- Supplied information
_ _ _

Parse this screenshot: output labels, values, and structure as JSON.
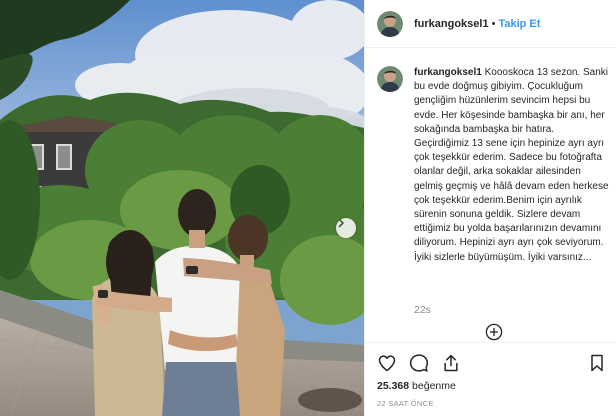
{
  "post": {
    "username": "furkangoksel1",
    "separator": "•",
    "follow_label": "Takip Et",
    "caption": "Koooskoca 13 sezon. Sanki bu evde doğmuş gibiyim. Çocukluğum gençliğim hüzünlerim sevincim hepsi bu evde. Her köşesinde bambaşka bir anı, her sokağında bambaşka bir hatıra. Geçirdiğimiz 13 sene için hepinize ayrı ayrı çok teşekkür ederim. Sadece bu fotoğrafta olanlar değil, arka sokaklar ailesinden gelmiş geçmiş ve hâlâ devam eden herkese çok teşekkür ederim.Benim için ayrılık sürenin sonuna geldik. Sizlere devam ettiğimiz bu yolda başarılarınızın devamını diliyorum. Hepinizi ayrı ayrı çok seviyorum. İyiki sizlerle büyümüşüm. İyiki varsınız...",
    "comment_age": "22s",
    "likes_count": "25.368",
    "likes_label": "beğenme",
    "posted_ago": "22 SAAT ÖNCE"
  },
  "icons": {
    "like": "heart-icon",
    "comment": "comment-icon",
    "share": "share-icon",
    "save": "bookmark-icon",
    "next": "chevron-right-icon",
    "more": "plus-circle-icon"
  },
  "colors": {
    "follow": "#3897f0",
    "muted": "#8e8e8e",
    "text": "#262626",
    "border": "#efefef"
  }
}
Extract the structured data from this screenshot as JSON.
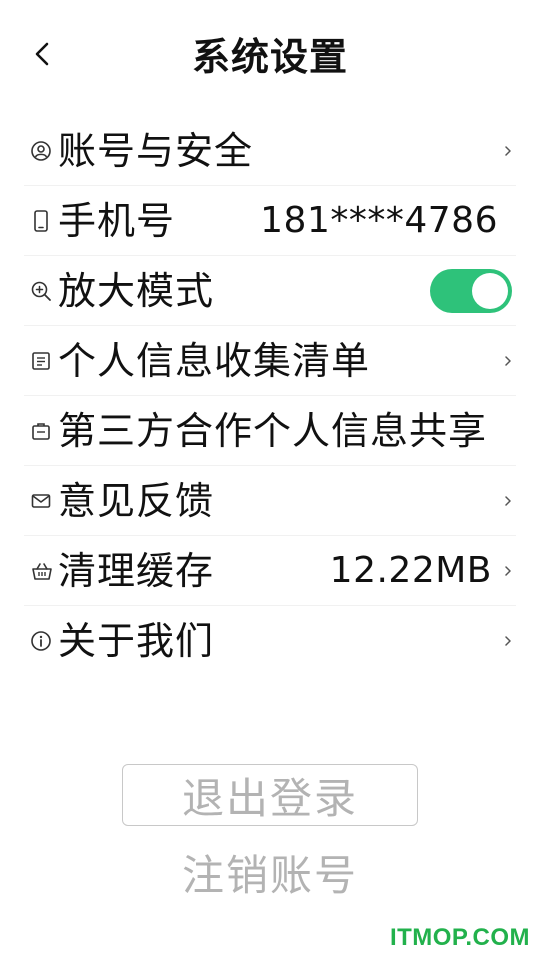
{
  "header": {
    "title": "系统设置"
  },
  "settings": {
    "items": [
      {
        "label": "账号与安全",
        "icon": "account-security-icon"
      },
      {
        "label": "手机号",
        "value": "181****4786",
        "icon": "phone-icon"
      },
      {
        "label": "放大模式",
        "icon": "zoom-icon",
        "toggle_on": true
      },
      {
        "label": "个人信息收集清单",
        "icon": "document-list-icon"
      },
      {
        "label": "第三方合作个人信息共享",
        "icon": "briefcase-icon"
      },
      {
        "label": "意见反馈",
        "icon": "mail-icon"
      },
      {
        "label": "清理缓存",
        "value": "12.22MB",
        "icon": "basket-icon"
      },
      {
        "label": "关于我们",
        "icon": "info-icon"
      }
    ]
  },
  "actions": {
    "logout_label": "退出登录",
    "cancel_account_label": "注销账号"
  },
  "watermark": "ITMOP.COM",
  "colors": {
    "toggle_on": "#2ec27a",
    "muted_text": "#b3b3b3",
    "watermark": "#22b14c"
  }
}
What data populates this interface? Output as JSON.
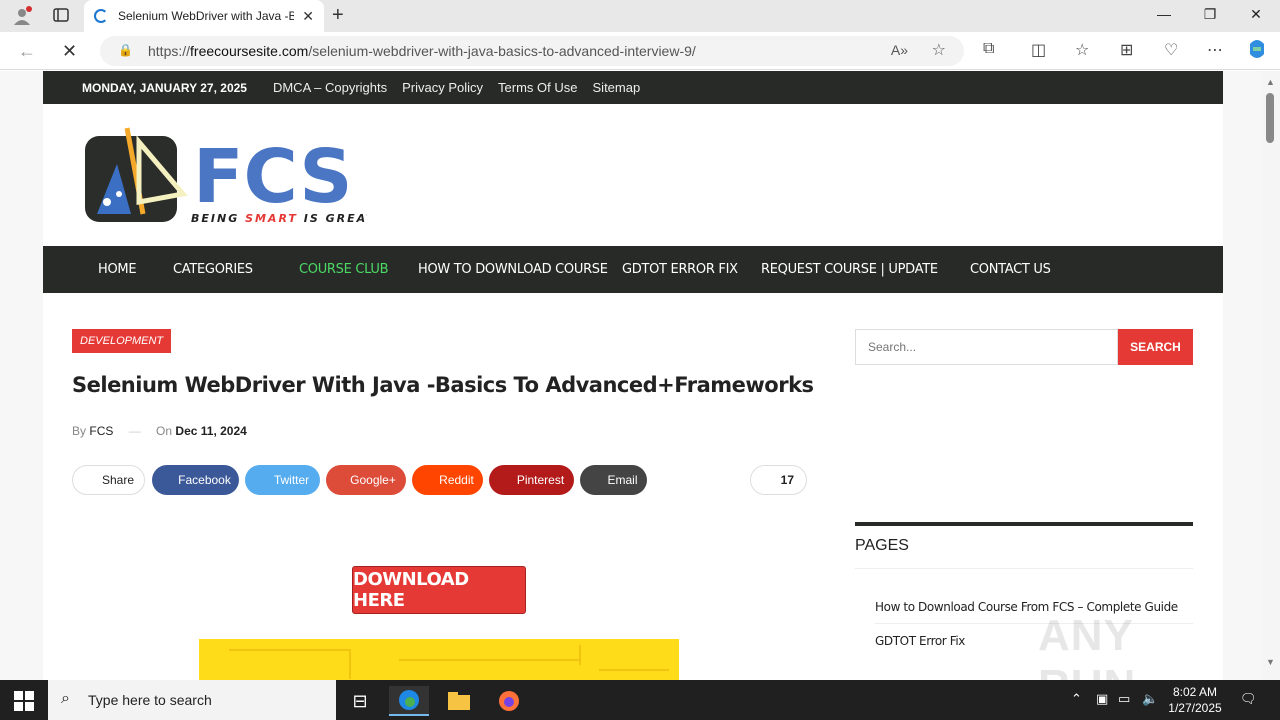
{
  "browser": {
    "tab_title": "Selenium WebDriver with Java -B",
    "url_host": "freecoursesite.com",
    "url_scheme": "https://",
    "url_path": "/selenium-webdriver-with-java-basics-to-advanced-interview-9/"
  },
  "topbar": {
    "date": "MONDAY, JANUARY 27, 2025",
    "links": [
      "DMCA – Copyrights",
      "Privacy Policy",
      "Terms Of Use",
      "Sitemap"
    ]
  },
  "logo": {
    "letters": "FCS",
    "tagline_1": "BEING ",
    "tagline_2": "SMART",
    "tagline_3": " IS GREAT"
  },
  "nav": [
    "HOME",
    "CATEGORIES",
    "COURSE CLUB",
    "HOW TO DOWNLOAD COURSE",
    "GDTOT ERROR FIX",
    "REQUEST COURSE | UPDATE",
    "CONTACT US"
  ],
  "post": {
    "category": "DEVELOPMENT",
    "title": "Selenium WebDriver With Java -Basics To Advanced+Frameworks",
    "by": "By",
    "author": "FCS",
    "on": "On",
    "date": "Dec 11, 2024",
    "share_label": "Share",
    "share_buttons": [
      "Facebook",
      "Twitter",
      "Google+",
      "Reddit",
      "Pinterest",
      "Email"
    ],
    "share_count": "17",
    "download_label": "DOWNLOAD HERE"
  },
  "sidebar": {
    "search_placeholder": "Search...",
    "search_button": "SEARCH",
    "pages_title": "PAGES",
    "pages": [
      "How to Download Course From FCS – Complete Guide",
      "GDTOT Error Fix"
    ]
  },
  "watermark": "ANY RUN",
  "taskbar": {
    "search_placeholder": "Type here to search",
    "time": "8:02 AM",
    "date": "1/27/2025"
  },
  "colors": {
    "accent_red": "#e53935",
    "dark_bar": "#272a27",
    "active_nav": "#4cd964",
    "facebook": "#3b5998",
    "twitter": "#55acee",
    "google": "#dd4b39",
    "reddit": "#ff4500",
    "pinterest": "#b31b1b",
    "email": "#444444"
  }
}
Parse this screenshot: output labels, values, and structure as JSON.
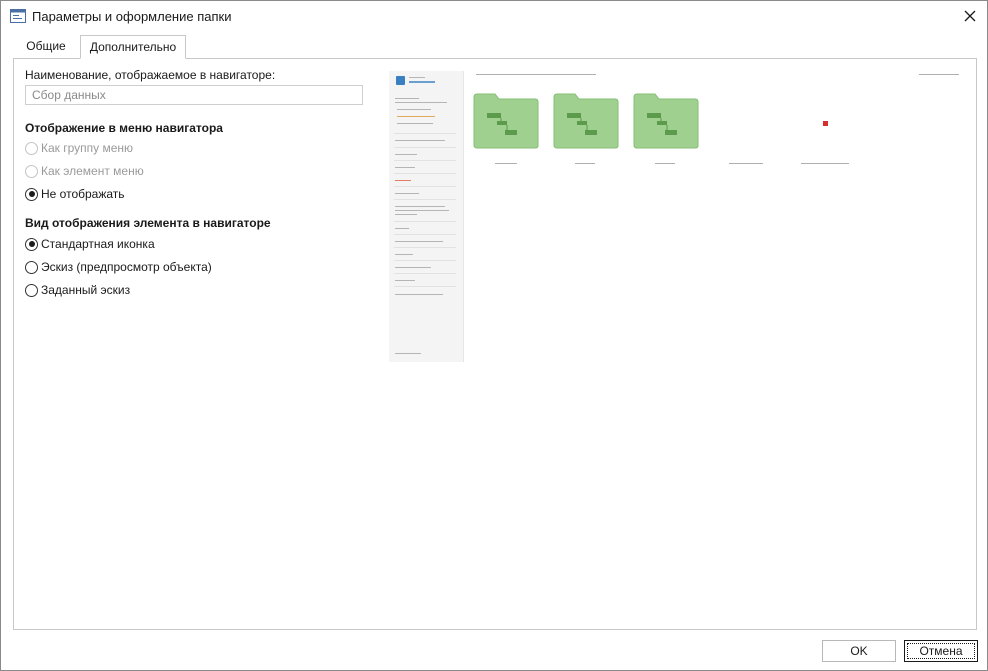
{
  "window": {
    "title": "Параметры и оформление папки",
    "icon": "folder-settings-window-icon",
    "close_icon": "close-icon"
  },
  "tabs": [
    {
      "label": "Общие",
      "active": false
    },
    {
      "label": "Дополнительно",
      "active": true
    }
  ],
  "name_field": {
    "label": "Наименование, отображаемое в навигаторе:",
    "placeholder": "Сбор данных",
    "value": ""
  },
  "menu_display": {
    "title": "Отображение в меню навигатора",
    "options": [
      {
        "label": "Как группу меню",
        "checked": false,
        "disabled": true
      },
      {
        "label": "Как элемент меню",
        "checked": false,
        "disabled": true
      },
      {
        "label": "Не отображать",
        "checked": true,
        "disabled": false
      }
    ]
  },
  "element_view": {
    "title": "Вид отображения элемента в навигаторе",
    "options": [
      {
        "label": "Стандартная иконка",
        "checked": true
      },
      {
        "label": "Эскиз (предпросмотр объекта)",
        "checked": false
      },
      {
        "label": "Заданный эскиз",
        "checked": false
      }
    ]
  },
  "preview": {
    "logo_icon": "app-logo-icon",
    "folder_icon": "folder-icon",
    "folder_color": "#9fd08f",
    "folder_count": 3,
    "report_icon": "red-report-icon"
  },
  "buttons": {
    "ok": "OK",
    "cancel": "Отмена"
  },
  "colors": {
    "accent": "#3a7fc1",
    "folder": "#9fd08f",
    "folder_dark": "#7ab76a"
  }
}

_ _ _

- Given request
Copy out all lines that carry the word "меню".

- Result for this exercise
    "title": "Отображение в меню навигатора",
        "label": "Как группу меню",
        "label": "Как элемент меню",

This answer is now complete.